» EXERCISE TASKS
(a) Retype the forum thread between "I'M NEXT!!!!! he" and "for a helper.", inclusive.
(b) Answer these questions using the forum thread:
(i) What name is signed below the question "Are you a helper????"
(ii) Where does GunnerJones first say the visitor could live?
(iii) In which city does GunnerJones suggest abandoning the hoopty?
(c) List every distinct username that appears as a post header in the forum thread.

Start DOCUMENT TEXT

I like your web site and am enjoying your videos...


----------



## Rienk-Heersma (Jan 20, 2009)

i want to come to the USA for a half year to life there and to train there perhaps to breed!! and to make a competition or championship if it is possible!


----------



## wolfstraum (May 2, 2003)

Are you a helper????

Lee


----------



## jesusica (Jan 13, 2006)

> Originally Posted By: WolfstraumAre you a helper????
> 
> Lee


I'm claiming dibs, Lee.







Back off!


----------



## GunnerJones (Jul 30, 2005)

I'M NEXT!!!!! he can live in the Garage, no heat but its warmer than Germany this time of year


----------



## Brightelf (Sep 5, 2001)

I say we send him to MaxGunnar... he has a new set-up at his place, just waiting for a helper.


----------



## GunnerJones (Jul 30, 2005)

There might be something to this, loan/give him a hoopty, schedule an itenerary, start in Maine, give him a room, feed him let him play with your puppies for a couple of days, slide him some dollars and he can move on to the the next dog person. he can work his way down the East coast. Abandon the hoopty in Miami and fly back home


----------



## Rienk-Heersma (Jan 20, 2009)

End DOCUMENT TEXT
Start RECORDS PROVIDED

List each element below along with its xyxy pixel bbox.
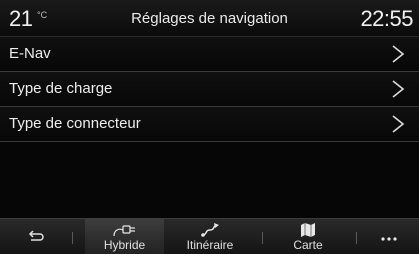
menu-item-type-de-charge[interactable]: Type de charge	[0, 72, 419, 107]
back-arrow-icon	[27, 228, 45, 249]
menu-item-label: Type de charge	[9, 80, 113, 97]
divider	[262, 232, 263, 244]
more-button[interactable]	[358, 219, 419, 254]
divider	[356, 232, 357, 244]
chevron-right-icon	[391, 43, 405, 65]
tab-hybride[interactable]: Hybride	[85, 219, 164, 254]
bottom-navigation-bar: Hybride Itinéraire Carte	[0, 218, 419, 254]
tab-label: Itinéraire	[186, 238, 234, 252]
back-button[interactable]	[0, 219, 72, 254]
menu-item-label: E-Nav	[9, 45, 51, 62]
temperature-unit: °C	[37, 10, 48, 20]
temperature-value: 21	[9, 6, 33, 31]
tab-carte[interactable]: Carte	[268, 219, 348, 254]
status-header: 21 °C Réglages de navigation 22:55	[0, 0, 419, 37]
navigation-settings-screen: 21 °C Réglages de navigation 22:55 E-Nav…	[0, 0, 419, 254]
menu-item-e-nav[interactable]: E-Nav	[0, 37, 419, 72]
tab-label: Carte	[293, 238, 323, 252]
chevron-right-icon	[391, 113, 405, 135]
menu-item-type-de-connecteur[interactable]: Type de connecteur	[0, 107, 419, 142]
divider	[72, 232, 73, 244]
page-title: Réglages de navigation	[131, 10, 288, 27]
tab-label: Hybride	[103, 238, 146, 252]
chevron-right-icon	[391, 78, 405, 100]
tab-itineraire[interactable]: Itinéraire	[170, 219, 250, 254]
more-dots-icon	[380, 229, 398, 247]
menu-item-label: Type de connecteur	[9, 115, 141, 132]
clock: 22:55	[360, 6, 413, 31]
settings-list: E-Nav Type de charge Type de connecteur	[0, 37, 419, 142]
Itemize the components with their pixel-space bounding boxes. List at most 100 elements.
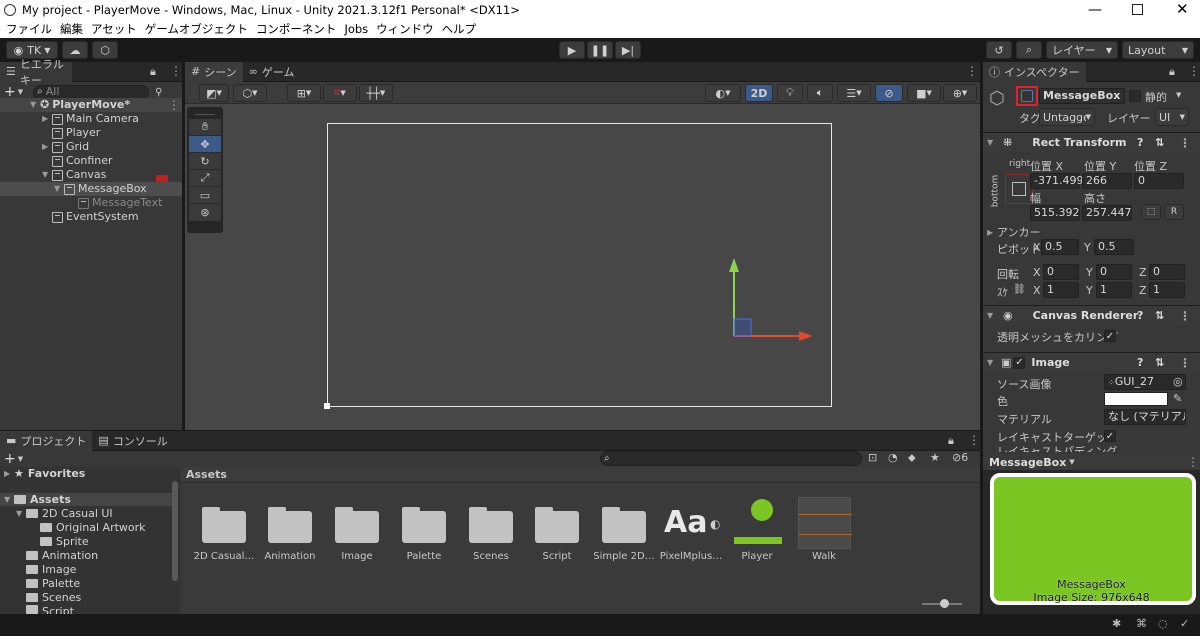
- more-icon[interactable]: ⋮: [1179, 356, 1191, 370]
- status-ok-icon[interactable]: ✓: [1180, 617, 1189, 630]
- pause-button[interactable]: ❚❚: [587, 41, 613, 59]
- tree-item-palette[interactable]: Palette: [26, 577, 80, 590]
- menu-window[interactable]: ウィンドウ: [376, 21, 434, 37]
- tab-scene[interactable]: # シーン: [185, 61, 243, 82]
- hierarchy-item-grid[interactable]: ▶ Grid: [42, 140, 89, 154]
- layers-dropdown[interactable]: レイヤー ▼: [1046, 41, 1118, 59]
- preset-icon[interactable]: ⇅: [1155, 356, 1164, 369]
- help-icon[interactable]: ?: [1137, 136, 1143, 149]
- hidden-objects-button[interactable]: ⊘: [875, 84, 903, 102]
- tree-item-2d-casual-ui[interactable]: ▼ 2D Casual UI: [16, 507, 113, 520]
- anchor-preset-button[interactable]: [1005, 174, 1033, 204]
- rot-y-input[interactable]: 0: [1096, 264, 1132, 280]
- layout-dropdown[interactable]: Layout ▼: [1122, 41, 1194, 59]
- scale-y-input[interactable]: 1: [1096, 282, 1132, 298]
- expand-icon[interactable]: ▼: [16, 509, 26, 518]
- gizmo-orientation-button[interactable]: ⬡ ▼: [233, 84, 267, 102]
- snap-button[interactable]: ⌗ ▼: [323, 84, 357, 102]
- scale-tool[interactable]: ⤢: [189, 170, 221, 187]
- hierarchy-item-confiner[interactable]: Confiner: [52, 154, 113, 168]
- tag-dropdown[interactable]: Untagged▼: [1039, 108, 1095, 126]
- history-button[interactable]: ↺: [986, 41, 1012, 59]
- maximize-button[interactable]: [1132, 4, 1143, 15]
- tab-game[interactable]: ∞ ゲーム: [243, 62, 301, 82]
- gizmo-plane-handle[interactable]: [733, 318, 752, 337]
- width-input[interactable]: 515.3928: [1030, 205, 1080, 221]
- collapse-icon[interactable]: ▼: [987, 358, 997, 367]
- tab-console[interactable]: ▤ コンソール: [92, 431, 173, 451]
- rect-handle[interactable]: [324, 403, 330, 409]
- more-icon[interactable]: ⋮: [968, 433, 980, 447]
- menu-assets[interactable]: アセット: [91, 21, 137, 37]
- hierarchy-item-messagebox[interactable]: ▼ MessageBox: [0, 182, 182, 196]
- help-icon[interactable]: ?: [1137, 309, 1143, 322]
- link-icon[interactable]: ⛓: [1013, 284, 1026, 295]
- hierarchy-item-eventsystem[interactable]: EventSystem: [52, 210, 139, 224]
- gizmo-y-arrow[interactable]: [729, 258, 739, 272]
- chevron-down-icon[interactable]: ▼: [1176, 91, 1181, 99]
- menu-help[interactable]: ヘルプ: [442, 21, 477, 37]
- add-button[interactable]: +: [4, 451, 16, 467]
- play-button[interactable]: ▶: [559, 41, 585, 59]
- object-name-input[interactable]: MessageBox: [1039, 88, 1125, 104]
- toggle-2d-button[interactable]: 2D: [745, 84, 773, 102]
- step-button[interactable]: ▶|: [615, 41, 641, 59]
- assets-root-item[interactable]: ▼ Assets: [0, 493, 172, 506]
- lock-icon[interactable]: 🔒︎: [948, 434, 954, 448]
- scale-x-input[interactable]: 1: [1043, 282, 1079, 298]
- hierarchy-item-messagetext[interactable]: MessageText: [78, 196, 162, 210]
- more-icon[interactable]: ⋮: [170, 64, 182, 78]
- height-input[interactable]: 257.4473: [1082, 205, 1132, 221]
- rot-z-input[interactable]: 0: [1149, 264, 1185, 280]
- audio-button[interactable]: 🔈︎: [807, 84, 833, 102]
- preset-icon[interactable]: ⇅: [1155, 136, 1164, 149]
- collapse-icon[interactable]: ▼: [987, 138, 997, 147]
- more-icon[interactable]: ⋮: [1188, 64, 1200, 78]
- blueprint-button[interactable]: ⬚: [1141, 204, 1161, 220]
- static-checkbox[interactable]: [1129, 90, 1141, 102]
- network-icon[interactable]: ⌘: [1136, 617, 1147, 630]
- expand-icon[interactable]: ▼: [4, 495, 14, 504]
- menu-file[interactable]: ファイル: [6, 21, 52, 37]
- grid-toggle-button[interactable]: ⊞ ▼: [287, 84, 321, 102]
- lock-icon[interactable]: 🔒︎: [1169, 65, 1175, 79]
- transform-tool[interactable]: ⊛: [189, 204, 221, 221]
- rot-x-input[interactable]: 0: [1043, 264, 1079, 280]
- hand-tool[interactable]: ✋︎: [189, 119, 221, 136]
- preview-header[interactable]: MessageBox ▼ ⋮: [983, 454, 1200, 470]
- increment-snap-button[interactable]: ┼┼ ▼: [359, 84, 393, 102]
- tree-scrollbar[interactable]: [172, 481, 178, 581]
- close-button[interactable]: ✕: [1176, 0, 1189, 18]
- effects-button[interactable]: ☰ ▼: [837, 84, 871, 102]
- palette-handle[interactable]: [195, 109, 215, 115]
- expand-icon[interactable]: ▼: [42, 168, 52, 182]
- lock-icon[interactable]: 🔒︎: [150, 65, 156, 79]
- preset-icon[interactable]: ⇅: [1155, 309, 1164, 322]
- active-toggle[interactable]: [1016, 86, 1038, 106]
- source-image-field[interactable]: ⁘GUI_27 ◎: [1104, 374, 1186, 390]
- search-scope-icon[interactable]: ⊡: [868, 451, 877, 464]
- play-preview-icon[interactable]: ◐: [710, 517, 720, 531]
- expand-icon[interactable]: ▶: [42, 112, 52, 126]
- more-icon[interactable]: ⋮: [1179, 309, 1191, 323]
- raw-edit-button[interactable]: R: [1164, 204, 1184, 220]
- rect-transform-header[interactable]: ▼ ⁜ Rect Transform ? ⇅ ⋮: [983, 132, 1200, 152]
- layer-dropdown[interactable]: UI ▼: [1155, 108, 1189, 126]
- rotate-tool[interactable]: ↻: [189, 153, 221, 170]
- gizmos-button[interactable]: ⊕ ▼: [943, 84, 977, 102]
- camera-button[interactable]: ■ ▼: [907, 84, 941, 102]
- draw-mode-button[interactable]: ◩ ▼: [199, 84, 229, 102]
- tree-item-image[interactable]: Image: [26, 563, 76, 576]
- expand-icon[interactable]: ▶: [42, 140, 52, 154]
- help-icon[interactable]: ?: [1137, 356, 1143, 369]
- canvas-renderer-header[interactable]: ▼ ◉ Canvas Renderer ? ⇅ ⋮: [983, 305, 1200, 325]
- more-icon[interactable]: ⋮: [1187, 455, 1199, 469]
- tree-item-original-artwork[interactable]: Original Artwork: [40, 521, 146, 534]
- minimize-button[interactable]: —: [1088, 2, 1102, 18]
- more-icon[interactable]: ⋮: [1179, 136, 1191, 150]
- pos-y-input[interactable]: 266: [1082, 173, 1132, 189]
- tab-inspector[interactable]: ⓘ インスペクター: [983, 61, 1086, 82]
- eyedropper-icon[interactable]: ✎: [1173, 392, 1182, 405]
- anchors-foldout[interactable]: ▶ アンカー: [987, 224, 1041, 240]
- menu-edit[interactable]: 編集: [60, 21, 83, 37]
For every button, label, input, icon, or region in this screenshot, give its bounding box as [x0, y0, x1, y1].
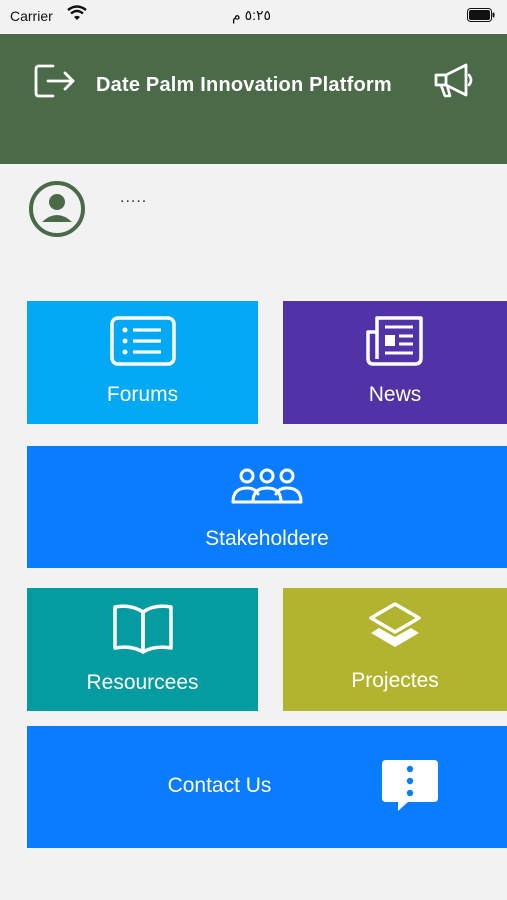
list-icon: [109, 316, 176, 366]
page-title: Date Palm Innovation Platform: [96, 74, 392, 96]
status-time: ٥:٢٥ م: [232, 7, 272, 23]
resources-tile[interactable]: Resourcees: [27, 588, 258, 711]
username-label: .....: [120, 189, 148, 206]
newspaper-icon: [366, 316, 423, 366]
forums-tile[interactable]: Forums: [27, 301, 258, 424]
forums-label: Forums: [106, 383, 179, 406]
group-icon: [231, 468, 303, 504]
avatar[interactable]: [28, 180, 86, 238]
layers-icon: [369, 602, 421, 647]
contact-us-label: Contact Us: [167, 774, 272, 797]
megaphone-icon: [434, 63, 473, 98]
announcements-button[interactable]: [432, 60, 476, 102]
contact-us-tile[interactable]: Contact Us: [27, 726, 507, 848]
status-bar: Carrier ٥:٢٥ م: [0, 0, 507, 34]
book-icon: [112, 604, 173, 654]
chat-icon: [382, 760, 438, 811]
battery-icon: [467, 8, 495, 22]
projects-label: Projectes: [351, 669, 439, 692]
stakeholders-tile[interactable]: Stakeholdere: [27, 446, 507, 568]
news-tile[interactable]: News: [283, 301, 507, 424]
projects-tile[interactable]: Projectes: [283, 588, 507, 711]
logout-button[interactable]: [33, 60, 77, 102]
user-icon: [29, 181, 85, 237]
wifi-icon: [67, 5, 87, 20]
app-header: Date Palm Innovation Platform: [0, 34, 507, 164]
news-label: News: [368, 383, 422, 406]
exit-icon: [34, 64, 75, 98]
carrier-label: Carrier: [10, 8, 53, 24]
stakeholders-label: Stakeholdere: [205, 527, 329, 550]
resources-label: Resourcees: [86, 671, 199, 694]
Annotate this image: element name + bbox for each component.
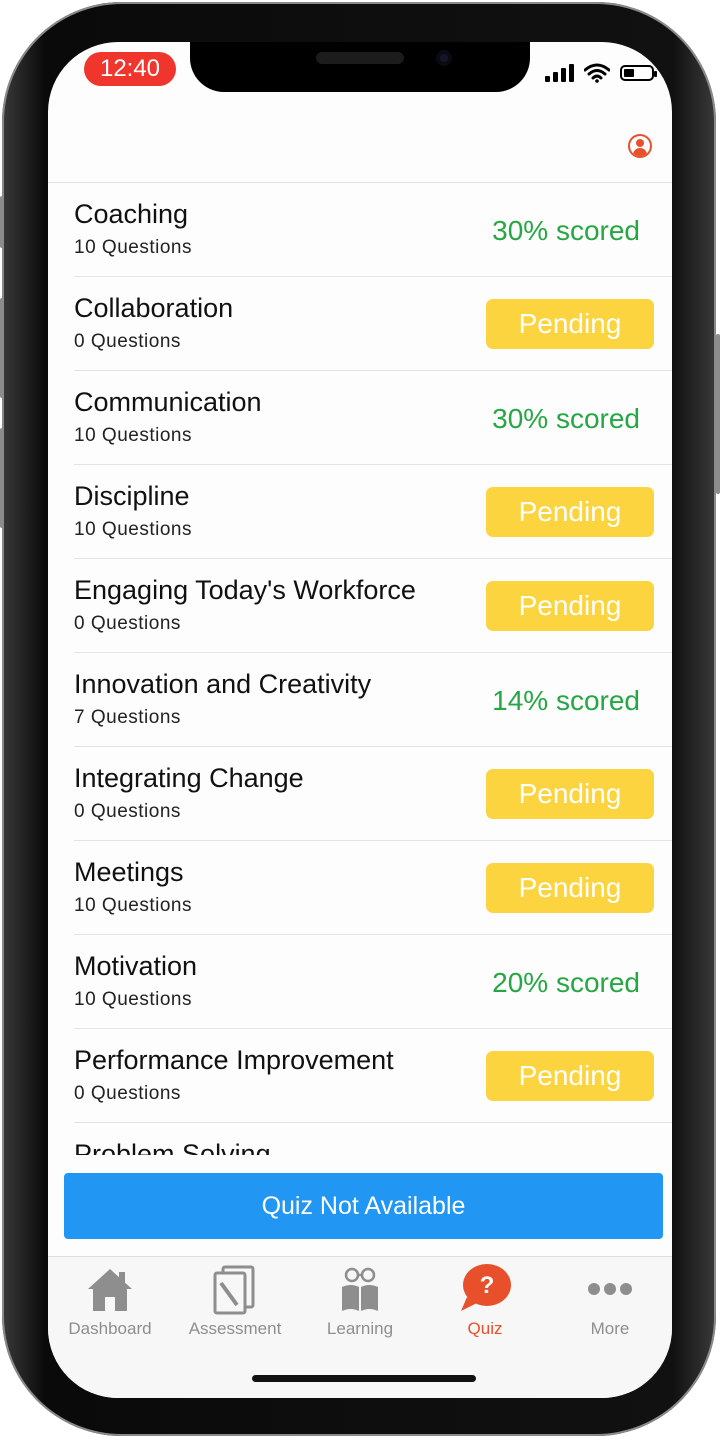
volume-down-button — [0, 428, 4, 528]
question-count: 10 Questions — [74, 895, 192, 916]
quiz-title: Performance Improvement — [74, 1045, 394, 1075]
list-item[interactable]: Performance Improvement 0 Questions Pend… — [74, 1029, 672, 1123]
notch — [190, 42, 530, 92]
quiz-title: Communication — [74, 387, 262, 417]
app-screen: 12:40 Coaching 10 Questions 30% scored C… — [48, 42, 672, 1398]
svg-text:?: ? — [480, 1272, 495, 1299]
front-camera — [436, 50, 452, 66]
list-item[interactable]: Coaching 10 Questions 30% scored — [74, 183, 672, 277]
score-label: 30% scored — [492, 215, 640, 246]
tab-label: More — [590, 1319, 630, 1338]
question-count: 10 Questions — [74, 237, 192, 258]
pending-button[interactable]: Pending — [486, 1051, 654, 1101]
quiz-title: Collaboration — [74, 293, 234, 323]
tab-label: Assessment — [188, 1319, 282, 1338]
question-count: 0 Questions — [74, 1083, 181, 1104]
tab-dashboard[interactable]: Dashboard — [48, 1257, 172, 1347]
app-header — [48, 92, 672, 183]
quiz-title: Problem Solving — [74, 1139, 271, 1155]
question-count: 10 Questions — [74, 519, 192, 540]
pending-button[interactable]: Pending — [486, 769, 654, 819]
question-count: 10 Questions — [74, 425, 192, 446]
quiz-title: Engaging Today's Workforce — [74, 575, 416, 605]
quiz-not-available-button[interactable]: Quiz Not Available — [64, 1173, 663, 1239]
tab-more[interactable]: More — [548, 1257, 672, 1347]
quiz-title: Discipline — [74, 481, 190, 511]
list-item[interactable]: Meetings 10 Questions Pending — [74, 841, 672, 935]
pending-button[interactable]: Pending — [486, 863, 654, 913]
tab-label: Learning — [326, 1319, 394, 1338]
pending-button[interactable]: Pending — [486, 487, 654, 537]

End RECORDS PROVIDED

» ANSWERS
(a)
I'M NEXT!!!!! he can live in the Garage, no heat but its warmer than Germany this time of year


----------



## Brightelf (Sep 5, 2001)

I say we send him to MaxGunnar... he has a new set-up at his place, just waiting for a helper.

(b)
(i) Lee
(ii) In the Garage
(iii) Miami

(c)
Rienk-Heersma
wolfstraum
jesusica
GunnerJones
Brightelf